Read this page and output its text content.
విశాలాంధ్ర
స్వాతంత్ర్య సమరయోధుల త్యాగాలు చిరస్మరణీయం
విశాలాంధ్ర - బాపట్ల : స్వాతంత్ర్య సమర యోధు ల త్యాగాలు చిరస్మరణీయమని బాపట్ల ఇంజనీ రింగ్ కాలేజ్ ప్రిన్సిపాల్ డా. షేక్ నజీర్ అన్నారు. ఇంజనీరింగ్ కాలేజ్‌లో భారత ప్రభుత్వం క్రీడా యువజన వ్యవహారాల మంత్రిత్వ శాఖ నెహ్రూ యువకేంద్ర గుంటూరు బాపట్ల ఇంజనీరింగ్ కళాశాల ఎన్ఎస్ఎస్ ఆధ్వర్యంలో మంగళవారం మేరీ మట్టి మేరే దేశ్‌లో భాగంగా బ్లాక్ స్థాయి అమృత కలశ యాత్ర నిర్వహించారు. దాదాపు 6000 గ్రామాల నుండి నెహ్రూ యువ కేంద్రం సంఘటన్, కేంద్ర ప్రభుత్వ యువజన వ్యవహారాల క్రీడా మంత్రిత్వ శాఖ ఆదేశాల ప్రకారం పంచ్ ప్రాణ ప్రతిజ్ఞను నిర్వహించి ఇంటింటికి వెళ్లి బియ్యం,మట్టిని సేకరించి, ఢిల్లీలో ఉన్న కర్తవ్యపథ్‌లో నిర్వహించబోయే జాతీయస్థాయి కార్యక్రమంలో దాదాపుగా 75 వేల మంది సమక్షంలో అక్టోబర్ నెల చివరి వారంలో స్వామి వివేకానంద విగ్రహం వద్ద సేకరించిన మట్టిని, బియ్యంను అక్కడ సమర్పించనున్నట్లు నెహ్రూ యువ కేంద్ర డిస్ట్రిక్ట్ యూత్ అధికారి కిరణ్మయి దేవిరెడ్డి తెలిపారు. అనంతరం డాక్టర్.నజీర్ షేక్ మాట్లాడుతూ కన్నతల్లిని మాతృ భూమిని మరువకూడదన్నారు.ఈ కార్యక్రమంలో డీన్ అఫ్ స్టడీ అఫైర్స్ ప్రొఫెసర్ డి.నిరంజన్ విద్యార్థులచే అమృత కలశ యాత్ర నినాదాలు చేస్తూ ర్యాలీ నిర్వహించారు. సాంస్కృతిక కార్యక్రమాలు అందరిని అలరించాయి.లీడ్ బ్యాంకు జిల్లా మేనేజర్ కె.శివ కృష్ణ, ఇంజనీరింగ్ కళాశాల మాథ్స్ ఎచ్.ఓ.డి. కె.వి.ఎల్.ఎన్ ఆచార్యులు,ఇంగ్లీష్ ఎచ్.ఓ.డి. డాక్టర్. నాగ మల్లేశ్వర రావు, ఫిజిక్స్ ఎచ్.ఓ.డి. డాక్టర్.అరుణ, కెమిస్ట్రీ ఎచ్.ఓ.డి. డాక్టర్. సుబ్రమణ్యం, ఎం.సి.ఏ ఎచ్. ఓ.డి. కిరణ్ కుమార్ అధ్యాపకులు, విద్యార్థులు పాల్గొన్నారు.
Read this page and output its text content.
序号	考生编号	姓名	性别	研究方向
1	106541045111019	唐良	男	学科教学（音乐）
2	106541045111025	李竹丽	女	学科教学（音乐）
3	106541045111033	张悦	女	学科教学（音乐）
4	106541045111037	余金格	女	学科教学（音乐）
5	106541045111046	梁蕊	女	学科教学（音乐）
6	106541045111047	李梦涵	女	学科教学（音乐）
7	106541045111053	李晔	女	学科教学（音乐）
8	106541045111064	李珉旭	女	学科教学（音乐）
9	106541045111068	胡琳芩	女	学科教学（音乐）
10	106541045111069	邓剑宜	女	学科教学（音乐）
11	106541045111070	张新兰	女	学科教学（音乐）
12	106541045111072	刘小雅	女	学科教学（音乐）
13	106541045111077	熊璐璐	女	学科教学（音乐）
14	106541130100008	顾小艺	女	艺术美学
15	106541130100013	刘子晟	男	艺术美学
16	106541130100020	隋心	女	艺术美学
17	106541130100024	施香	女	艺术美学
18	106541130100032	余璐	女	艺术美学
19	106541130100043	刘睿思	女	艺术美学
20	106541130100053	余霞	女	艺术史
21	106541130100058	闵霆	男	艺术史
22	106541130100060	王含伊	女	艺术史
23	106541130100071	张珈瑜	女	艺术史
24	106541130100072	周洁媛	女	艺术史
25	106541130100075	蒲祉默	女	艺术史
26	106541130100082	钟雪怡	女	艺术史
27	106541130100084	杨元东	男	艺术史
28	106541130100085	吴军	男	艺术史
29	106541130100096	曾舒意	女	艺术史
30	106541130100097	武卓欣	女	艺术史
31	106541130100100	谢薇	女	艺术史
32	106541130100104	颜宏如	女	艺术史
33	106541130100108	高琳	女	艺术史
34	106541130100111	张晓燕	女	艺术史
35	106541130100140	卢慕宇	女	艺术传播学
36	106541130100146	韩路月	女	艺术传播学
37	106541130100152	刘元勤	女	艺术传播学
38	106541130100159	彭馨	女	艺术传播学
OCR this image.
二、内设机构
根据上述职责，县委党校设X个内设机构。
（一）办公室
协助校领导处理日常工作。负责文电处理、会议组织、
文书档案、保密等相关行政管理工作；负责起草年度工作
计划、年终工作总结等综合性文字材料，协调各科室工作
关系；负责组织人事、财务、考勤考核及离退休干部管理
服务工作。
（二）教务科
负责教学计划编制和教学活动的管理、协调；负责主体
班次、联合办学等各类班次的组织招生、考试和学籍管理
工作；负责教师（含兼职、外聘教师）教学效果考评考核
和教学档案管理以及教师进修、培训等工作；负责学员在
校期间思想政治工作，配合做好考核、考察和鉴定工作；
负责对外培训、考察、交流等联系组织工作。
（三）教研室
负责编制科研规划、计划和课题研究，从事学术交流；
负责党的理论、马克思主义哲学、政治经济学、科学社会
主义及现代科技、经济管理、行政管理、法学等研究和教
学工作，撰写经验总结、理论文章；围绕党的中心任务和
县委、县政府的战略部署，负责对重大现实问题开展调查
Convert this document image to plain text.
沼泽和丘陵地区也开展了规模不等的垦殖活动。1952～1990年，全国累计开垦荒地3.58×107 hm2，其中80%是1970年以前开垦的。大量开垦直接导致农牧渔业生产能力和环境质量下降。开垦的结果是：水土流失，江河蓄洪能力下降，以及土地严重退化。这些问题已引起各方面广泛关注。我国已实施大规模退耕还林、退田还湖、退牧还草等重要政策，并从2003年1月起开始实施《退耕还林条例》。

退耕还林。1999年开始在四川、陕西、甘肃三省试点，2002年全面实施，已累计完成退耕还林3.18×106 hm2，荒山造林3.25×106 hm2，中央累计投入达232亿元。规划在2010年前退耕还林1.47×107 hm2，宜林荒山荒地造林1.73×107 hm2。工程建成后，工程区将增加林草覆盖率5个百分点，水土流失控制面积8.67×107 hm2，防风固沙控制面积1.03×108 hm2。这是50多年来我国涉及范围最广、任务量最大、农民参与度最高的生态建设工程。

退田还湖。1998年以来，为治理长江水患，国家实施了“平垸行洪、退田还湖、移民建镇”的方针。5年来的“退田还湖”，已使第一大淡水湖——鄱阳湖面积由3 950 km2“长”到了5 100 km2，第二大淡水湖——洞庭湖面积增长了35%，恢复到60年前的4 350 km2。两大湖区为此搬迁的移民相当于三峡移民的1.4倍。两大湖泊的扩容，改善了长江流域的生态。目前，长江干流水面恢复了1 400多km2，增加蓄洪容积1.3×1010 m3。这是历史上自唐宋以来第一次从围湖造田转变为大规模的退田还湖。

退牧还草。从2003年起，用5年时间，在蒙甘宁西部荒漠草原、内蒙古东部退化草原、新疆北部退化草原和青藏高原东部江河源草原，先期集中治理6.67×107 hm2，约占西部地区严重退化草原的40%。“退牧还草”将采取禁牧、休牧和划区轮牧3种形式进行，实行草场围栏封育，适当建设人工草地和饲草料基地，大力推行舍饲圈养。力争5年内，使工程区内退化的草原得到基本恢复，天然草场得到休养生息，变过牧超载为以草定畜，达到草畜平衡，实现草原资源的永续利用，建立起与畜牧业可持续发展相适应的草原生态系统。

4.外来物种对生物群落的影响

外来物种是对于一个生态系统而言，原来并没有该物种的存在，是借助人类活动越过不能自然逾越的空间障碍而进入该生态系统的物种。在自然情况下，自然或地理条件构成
■ ■ ■ ■ ■ ■ ■
§ **YOUR OBJECTIVE**
Copy each line from the records above that includes the string "艺术美学".

§ **ANSWER BELOW**
14	106541130100008	顾小艺	女	艺术美学
15	106541130100013	刘子晟	男	艺术美学
16	106541130100020	隋心	女	艺术美学
17	106541130100024	施香	女	艺术美学
18	106541130100032	余璐	女	艺术美学
19	106541130100043	刘睿思	女	艺术美学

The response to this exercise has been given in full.